_Material for the task_

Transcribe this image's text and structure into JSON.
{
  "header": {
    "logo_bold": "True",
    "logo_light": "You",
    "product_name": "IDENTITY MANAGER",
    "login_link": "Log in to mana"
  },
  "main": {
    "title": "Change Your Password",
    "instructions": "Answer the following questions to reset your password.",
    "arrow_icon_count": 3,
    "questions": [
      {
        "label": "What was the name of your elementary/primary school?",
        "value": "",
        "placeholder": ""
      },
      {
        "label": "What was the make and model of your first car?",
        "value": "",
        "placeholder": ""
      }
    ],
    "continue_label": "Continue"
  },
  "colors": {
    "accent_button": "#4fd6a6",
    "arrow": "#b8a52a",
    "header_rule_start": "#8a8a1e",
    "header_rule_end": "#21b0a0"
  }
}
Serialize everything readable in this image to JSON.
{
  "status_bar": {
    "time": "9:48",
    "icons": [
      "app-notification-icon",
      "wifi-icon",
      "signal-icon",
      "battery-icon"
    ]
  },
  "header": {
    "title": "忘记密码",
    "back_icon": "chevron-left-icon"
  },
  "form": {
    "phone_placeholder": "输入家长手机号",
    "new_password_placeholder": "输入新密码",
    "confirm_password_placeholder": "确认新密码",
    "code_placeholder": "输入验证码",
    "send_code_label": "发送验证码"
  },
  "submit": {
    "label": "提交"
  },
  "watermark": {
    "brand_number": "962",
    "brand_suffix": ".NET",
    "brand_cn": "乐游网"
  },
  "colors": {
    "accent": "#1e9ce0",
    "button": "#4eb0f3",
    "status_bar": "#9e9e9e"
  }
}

_Set task_
Scan the material above. Copy each line where "JSON" occurs.

_Solution below_
Transcribe this image's text and structure into JSON.
Serialize everything readable in this image to JSON.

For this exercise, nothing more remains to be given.